── Data provided ──
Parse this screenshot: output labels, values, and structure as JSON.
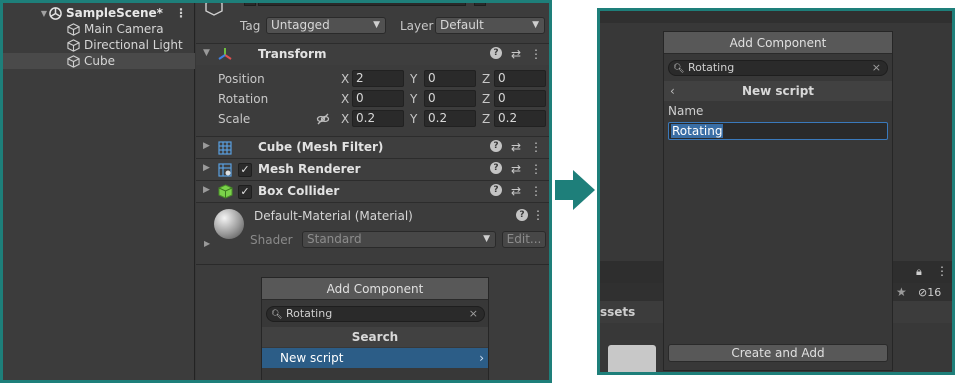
{
  "hierarchy": {
    "scene_name": "SampleScene*",
    "items": [
      "Main Camera",
      "Directional Light",
      "Cube"
    ],
    "selected_item": "Cube"
  },
  "inspector": {
    "tag_label": "Tag",
    "tag_value": "Untagged",
    "layer_label": "Layer",
    "layer_value": "Default",
    "transform": {
      "title": "Transform",
      "rows": [
        {
          "label": "Position",
          "x": "2",
          "y": "0",
          "z": "0"
        },
        {
          "label": "Rotation",
          "x": "0",
          "y": "0",
          "z": "0"
        },
        {
          "label": "Scale",
          "x": "0.2",
          "y": "0.2",
          "z": "0.2"
        }
      ],
      "axis_x": "X",
      "axis_y": "Y",
      "axis_z": "Z"
    },
    "components": [
      {
        "title": "Cube (Mesh Filter)",
        "icon": "mesh-filter-icon",
        "checkbox": false
      },
      {
        "title": "Mesh Renderer",
        "icon": "mesh-renderer-icon",
        "checkbox": true
      },
      {
        "title": "Box Collider",
        "icon": "box-collider-icon",
        "checkbox": true
      }
    ],
    "material": {
      "title": "Default-Material (Material)",
      "shader_label": "Shader",
      "shader_value": "Standard",
      "edit_label": "Edit..."
    }
  },
  "add_component_left": {
    "button_label": "Add Component",
    "search_value": "Rotating",
    "section_title": "Search",
    "selected_item": "New script"
  },
  "add_component_right": {
    "button_label": "Add Component",
    "search_value": "Rotating",
    "section_title": "New script",
    "name_label": "Name",
    "name_value": "Rotating",
    "create_button": "Create and Add",
    "background_assets_label": "ssets",
    "hidden_count": "16"
  },
  "colors": {
    "frame": "#1e7f7a",
    "selection": "#2c5d87",
    "panel_bg": "#383838"
  }
}
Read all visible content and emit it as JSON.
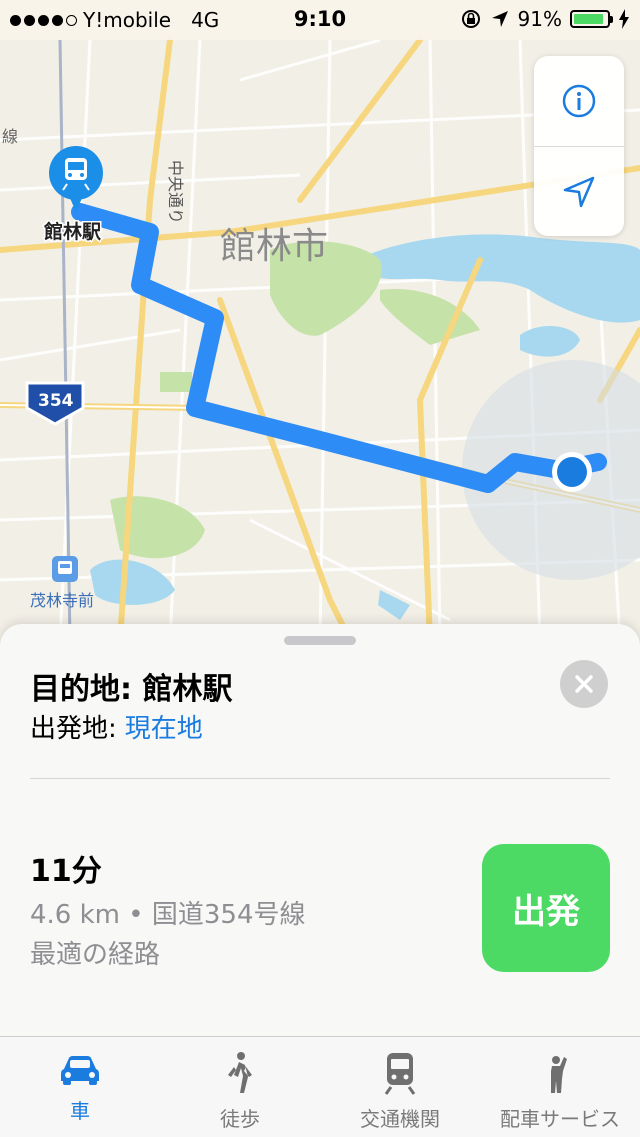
───
> **Exercise aim**
Leaving aside the images, write out the entries above word for word.

> **Exercise result**
Parse this screenshot: output labels, values, and structure as JSON.
{
  "hierarchy": {
    "scene_name": "SampleScene*",
    "items": [
      "Main Camera",
      "Directional Light",
      "Cube"
    ],
    "selected_item": "Cube"
  },
  "inspector": {
    "tag_label": "Tag",
    "tag_value": "Untagged",
    "layer_label": "Layer",
    "layer_value": "Default",
    "transform": {
      "title": "Transform",
      "rows": [
        {
          "label": "Position",
          "x": "2",
          "y": "0",
          "z": "0"
        },
        {
          "label": "Rotation",
          "x": "0",
          "y": "0",
          "z": "0"
        },
        {
          "label": "Scale",
          "x": "0.2",
          "y": "0.2",
          "z": "0.2"
        }
      ],
      "axis_x": "X",
      "axis_y": "Y",
      "axis_z": "Z"
    },
    "components": [
      {
        "title": "Cube (Mesh Filter)",
        "icon": "mesh-filter-icon",
        "checkbox": false
      },
      {
        "title": "Mesh Renderer",
        "icon": "mesh-renderer-icon",
        "checkbox": true
      },
      {
        "title": "Box Collider",
        "icon": "box-collider-icon",
        "checkbox": true
      }
    ],
    "material": {
      "title": "Default-Material (Material)",
      "shader_label": "Shader",
      "shader_value": "Standard",
      "edit_label": "Edit..."
    }
  },
  "add_component_left": {
    "button_label": "Add Component",
    "search_value": "Rotating",
    "section_title": "Search",
    "selected_item": "New script"
  },
  "add_component_right": {
    "button_label": "Add Component",
    "search_value": "Rotating",
    "section_title": "New script",
    "name_label": "Name",
    "name_value": "Rotating",
    "create_button": "Create and Add",
    "background_assets_label": "ssets",
    "hidden_count": "16"
  },
  "colors": {
    "frame": "#1e7f7a",
    "selection": "#2c5d87",
    "panel_bg": "#383838"
  }
}
Read all visible content and emit it as JSON.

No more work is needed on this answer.